## INSTRUCTIONS TO FOLLOW:
Report how many lines of the records below include the word "ายเพ". Give nothing but the number.

## ENTRIES:
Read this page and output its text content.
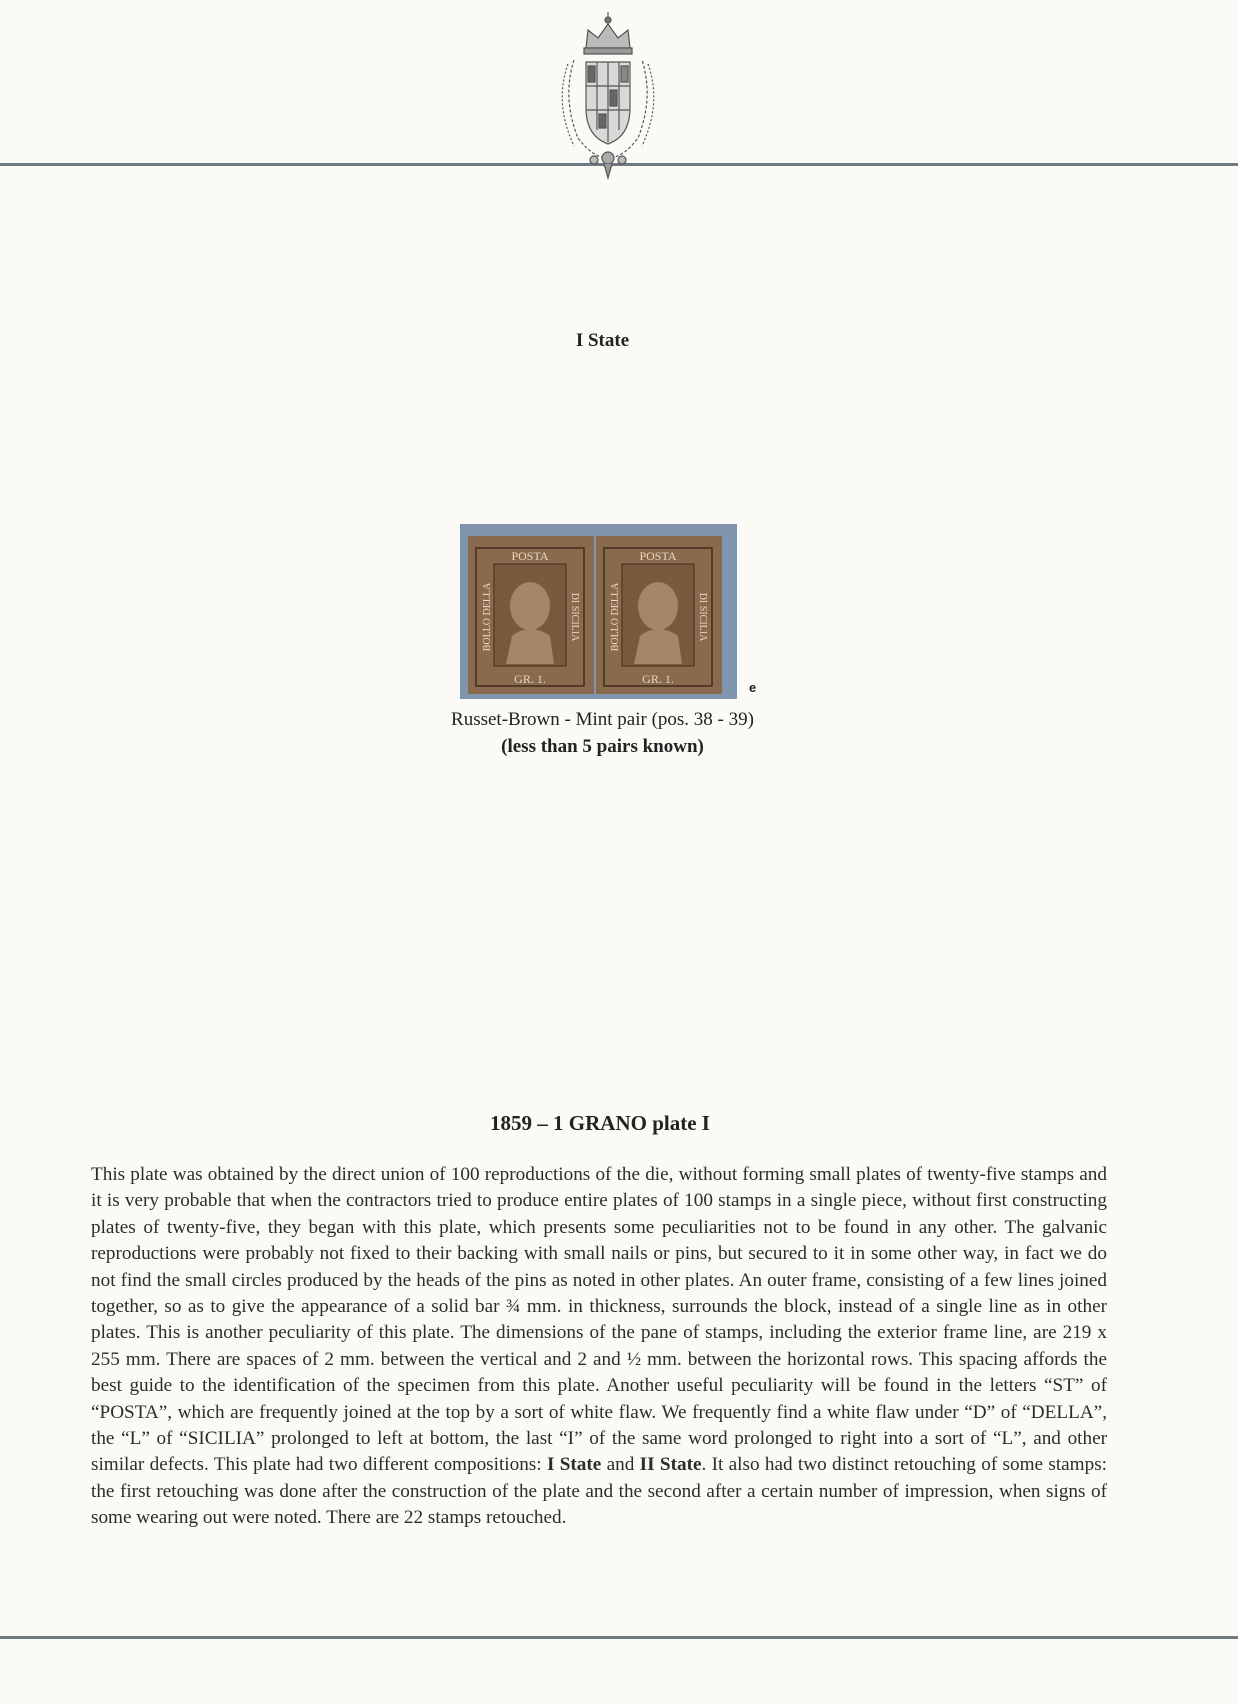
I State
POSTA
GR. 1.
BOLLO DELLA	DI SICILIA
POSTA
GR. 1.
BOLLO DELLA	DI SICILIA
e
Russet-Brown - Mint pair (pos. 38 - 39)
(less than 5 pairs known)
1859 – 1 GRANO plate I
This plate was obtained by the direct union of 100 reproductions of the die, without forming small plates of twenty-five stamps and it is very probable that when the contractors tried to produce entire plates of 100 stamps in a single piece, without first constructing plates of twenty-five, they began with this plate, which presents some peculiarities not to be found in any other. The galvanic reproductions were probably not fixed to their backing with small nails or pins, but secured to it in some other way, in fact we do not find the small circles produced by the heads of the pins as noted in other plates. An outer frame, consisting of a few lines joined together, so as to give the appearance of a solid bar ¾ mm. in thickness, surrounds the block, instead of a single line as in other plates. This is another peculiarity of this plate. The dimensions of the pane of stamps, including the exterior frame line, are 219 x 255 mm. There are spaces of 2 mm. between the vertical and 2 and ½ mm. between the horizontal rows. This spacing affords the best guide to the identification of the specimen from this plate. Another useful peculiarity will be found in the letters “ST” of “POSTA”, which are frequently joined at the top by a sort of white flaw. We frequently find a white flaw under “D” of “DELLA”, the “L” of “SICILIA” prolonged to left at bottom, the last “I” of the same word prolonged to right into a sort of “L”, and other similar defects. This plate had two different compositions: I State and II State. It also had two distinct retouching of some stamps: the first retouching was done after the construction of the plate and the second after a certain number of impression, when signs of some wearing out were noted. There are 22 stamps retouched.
==
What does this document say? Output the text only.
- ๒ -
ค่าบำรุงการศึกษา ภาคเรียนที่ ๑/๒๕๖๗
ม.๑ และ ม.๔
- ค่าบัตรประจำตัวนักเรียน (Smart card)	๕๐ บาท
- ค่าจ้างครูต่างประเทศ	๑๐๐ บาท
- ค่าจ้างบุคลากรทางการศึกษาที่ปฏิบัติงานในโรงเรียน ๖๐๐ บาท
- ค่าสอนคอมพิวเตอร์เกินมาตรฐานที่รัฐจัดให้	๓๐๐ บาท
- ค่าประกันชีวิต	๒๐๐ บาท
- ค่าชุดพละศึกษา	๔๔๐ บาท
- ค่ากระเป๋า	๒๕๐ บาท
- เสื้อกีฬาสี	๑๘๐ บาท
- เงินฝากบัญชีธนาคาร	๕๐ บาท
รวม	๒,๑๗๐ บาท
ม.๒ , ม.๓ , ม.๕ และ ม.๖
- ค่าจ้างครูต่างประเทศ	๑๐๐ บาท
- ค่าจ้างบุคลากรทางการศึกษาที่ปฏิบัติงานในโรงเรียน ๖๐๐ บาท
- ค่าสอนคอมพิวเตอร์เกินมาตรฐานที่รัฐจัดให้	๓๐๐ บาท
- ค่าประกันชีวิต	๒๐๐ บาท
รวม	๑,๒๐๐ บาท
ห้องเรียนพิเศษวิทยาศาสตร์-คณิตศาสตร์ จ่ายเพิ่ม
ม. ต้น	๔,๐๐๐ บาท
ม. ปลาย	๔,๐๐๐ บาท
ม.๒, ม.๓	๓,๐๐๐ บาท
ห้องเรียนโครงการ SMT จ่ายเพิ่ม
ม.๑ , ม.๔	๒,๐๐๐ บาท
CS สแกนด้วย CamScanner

## SOLUTION TO THIS EXERCISE:
2